What the task requires: Reproduce the data that follows in its entirety, character for character.
━━ The records
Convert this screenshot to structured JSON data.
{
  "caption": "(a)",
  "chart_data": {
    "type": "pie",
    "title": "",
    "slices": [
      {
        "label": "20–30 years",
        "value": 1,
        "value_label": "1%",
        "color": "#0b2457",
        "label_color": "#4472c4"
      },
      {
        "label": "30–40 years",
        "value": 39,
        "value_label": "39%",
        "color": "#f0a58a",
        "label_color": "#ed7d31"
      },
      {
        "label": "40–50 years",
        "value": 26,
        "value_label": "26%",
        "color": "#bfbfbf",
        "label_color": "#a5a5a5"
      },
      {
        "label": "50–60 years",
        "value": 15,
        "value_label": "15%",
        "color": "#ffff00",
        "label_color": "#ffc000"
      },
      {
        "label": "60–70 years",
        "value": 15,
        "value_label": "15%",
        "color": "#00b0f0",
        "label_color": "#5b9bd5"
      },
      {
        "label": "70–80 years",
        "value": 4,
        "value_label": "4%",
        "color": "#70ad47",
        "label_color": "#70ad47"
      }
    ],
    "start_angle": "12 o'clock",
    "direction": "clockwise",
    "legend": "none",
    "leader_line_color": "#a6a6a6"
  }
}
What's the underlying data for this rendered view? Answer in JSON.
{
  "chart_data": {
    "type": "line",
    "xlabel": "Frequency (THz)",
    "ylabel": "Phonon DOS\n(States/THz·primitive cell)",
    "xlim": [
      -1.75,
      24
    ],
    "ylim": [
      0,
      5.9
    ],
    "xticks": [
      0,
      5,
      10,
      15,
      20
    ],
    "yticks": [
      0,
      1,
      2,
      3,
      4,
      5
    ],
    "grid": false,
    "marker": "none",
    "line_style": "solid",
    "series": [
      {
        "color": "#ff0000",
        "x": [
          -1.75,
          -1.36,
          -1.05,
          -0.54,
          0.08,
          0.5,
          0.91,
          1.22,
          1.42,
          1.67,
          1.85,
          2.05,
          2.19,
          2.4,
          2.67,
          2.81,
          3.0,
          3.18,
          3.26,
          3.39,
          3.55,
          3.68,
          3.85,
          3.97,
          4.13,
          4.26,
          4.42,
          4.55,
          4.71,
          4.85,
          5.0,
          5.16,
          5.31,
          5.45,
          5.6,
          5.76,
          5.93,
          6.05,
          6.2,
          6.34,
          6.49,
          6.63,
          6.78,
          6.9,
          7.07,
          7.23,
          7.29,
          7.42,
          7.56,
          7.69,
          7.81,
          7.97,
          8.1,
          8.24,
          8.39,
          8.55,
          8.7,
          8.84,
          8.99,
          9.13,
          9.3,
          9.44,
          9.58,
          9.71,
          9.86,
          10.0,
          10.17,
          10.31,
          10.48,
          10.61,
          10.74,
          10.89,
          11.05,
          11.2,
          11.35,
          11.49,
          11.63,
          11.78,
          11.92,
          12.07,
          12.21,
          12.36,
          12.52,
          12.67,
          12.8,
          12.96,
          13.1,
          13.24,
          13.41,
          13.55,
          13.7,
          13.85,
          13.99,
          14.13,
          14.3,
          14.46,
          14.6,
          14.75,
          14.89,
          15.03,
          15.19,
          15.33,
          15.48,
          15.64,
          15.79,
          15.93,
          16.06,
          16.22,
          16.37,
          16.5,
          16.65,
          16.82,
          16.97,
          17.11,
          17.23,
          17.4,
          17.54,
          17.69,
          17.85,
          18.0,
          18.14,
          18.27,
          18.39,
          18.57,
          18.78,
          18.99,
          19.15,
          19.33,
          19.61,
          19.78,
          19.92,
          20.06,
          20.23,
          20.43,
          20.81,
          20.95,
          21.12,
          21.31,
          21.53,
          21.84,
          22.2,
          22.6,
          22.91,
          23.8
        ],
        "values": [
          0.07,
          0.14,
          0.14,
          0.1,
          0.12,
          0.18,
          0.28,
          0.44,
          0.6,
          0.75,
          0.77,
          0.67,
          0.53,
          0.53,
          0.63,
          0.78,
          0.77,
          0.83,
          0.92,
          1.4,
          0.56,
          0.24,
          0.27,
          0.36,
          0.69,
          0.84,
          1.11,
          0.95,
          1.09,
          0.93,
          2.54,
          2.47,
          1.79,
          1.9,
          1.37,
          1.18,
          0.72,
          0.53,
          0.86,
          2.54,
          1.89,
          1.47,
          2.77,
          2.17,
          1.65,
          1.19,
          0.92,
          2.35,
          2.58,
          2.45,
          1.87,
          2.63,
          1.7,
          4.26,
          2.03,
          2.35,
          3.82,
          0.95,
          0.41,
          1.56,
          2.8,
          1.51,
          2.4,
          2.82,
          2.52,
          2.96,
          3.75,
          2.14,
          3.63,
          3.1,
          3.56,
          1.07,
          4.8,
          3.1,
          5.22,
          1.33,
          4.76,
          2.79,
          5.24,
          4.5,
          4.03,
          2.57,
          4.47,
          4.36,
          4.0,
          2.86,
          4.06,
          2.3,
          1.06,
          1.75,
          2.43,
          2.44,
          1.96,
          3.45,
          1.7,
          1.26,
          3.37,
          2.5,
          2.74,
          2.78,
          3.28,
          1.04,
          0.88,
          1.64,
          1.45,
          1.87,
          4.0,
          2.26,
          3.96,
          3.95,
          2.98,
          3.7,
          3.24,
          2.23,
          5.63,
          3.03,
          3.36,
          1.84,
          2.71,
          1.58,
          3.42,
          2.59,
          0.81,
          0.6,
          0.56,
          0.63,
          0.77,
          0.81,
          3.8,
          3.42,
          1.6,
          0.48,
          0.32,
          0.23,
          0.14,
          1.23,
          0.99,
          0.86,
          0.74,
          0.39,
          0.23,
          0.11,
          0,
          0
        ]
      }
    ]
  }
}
━━━━
Output of the task:
Convert this screenshot to structured JSON data.
{
  "caption": "(a)",
  "chart_data": {
    "type": "pie",
    "title": "",
    "slices": [
      {
        "label": "20–30 years",
        "value": 1,
        "value_label": "1%",
        "color": "#0b2457",
        "label_color": "#4472c4"
      },
      {
        "label": "30–40 years",
        "value": 39,
        "value_label": "39%",
        "color": "#f0a58a",
        "label_color": "#ed7d31"
      },
      {
        "label": "40–50 years",
        "value": 26,
        "value_label": "26%",
        "color": "#bfbfbf",
        "label_color": "#a5a5a5"
      },
      {
        "label": "50–60 years",
        "value": 15,
        "value_label": "15%",
        "color": "#ffff00",
        "label_color": "#ffc000"
      },
      {
        "label": "60–70 years",
        "value": 15,
        "value_label": "15%",
        "color": "#00b0f0",
        "label_color": "#5b9bd5"
      },
      {
        "label": "70–80 years",
        "value": 4,
        "value_label": "4%",
        "color": "#70ad47",
        "label_color": "#70ad47"
      }
    ],
    "start_angle": "12 o'clock",
    "direction": "clockwise",
    "legend": "none",
    "leader_line_color": "#a6a6a6"
  }
}
What's the underlying data for this rendered view? Answer in JSON.
{
  "chart_data": {
    "type": "line",
    "xlabel": "Frequency (THz)",
    "ylabel": "Phonon DOS\n(States/THz·primitive cell)",
    "xlim": [
      -1.75,
      24
    ],
    "ylim": [
      0,
      5.9
    ],
    "xticks": [
      0,
      5,
      10,
      15,
      20
    ],
    "yticks": [
      0,
      1,
      2,
      3,
      4,
      5
    ],
    "grid": false,
    "marker": "none",
    "line_style": "solid",
    "series": [
      {
        "color": "#ff0000",
        "x": [
          -1.75,
          -1.36,
          -1.05,
          -0.54,
          0.08,
          0.5,
          0.91,
          1.22,
          1.42,
          1.67,
          1.85,
          2.05,
          2.19,
          2.4,
          2.67,
          2.81,
          3.0,
          3.18,
          3.26,
          3.39,
          3.55,
          3.68,
          3.85,
          3.97,
          4.13,
          4.26,
          4.42,
          4.55,
          4.71,
          4.85,
          5.0,
          5.16,
          5.31,
          5.45,
          5.6,
          5.76,
          5.93,
          6.05,
          6.2,
          6.34,
          6.49,
          6.63,
          6.78,
          6.9,
          7.07,
          7.23,
          7.29,
          7.42,
          7.56,
          7.69,
          7.81,
          7.97,
          8.1,
          8.24,
          8.39,
          8.55,
          8.7,
          8.84,
          8.99,
          9.13,
          9.3,
          9.44,
          9.58,
          9.71,
          9.86,
          10.0,
          10.17,
          10.31,
          10.48,
          10.61,
          10.74,
          10.89,
          11.05,
          11.2,
          11.35,
          11.49,
          11.63,
          11.78,
          11.92,
          12.07,
          12.21,
          12.36,
          12.52,
          12.67,
          12.8,
          12.96,
          13.1,
          13.24,
          13.41,
          13.55,
          13.7,
          13.85,
          13.99,
          14.13,
          14.3,
          14.46,
          14.6,
          14.75,
          14.89,
          15.03,
          15.19,
          15.33,
          15.48,
          15.64,
          15.79,
          15.93,
          16.06,
          16.22,
          16.37,
          16.5,
          16.65,
          16.82,
          16.97,
          17.11,
          17.23,
          17.4,
          17.54,
          17.69,
          17.85,
          18.0,
          18.14,
          18.27,
          18.39,
          18.57,
          18.78,
          18.99,
          19.15,
          19.33,
          19.61,
          19.78,
          19.92,
          20.06,
          20.23,
          20.43,
          20.81,
          20.95,
          21.12,
          21.31,
          21.53,
          21.84,
          22.2,
          22.6,
          22.91,
          23.8
        ],
        "values": [
          0.07,
          0.14,
          0.14,
          0.1,
          0.12,
          0.18,
          0.28,
          0.44,
          0.6,
          0.75,
          0.77,
          0.67,
          0.53,
          0.53,
          0.63,
          0.78,
          0.77,
          0.83,
          0.92,
          1.4,
          0.56,
          0.24,
          0.27,
          0.36,
          0.69,
          0.84,
          1.11,
          0.95,
          1.09,
          0.93,
          2.54,
          2.47,
          1.79,
          1.9,
          1.37,
          1.18,
          0.72,
          0.53,
          0.86,
          2.54,
          1.89,
          1.47,
          2.77,
          2.17,
          1.65,
          1.19,
          0.92,
          2.35,
          2.58,
          2.45,
          1.87,
          2.63,
          1.7,
          4.26,
          2.03,
          2.35,
          3.82,
          0.95,
          0.41,
          1.56,
          2.8,
          1.51,
          2.4,
          2.82,
          2.52,
          2.96,
          3.75,
          2.14,
          3.63,
          3.1,
          3.56,
          1.07,
          4.8,
          3.1,
          5.22,
          1.33,
          4.76,
          2.79,
          5.24,
          4.5,
          4.03,
          2.57,
          4.47,
          4.36,
          4.0,
          2.86,
          4.06,
          2.3,
          1.06,
          1.75,
          2.43,
          2.44,
          1.96,
          3.45,
          1.7,
          1.26,
          3.37,
          2.5,
          2.74,
          2.78,
          3.28,
          1.04,
          0.88,
          1.64,
          1.45,
          1.87,
          4.0,
          2.26,
          3.96,
          3.95,
          2.98,
          3.7,
          3.24,
          2.23,
          5.63,
          3.03,
          3.36,
          1.84,
          2.71,
          1.58,
          3.42,
          2.59,
          0.81,
          0.6,
          0.56,
          0.63,
          0.77,
          0.81,
          3.8,
          3.42,
          1.6,
          0.48,
          0.32,
          0.23,
          0.14,
          1.23,
          0.99,
          0.86,
          0.74,
          0.39,
          0.23,
          0.11,
          0,
          0
        ]
      }
    ]
  }
}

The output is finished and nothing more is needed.